Exercise description — Search the data for the word "خدمت" and copy every line where it occurs.

━━━━━ Dataset ━━━━━

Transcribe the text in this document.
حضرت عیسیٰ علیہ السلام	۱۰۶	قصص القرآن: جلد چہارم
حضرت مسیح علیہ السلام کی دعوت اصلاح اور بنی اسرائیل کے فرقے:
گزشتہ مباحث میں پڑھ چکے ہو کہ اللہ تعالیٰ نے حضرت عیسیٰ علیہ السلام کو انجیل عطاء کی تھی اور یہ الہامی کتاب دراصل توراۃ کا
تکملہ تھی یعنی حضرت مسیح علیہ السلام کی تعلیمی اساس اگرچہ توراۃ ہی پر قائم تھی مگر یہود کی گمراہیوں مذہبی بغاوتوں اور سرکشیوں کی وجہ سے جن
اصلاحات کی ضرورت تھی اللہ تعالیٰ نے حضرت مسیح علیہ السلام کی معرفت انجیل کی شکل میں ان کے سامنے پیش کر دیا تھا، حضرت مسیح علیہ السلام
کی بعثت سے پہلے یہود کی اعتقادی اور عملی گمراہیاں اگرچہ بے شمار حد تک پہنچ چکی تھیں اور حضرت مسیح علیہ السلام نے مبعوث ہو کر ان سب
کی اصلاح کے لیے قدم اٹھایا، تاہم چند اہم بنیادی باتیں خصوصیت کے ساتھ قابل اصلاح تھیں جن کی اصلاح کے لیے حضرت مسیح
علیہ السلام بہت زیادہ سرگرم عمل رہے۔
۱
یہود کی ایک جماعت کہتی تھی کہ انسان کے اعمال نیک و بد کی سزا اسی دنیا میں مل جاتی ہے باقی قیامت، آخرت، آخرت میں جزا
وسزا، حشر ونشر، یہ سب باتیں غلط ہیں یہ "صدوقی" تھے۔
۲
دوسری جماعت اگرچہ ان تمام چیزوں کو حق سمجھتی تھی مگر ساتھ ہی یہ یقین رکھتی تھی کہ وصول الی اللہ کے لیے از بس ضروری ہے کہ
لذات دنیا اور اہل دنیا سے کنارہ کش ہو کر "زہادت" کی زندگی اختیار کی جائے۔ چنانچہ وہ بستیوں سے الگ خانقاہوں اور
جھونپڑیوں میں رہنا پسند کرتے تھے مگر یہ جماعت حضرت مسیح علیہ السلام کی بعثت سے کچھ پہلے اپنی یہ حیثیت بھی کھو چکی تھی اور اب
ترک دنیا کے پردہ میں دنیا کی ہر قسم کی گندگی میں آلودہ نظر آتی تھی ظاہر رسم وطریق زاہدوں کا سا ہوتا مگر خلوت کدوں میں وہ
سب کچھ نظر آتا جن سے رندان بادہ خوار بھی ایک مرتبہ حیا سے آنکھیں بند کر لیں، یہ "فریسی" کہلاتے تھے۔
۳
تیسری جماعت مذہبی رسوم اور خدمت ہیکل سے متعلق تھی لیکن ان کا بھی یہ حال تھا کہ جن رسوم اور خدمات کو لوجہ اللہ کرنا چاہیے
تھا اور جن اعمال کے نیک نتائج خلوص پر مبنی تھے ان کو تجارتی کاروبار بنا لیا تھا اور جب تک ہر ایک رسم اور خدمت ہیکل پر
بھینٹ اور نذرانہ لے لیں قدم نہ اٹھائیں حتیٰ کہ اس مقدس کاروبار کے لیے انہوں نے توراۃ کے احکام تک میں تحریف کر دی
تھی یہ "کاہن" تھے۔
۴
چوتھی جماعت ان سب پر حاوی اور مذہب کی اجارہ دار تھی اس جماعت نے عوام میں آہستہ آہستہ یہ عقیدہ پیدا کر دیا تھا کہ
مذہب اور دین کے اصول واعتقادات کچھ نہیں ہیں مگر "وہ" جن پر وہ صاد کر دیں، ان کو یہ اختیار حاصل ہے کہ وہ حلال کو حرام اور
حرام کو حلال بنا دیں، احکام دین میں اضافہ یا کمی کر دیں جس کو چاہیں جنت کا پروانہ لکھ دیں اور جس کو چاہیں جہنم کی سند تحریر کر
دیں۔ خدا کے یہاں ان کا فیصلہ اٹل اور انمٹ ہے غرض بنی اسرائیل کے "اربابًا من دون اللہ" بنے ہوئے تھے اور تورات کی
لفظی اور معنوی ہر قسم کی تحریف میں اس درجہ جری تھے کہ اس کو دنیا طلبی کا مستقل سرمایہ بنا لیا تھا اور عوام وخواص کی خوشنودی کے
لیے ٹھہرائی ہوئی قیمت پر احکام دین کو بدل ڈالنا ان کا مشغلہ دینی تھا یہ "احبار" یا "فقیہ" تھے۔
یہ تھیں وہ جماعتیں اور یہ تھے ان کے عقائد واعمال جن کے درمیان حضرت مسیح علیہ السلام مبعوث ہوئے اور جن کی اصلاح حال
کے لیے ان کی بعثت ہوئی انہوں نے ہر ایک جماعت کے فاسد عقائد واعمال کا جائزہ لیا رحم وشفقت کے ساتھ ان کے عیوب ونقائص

━━━━━

Reply —
تیسری جماعت مذہبی رسوم اور خدمت ہیکل سے متعلق تھی لیکن ان کا بھی یہ حال تھا کہ جن رسوم اور خدمات کو لوجہ اللہ کرنا چاہیے
تھا اور جن اعمال کے نیک نتائج خلوص پر مبنی تھے ان کو تجارتی کاروبار بنا لیا تھا اور جب تک ہر ایک رسم اور خدمت ہیکل پر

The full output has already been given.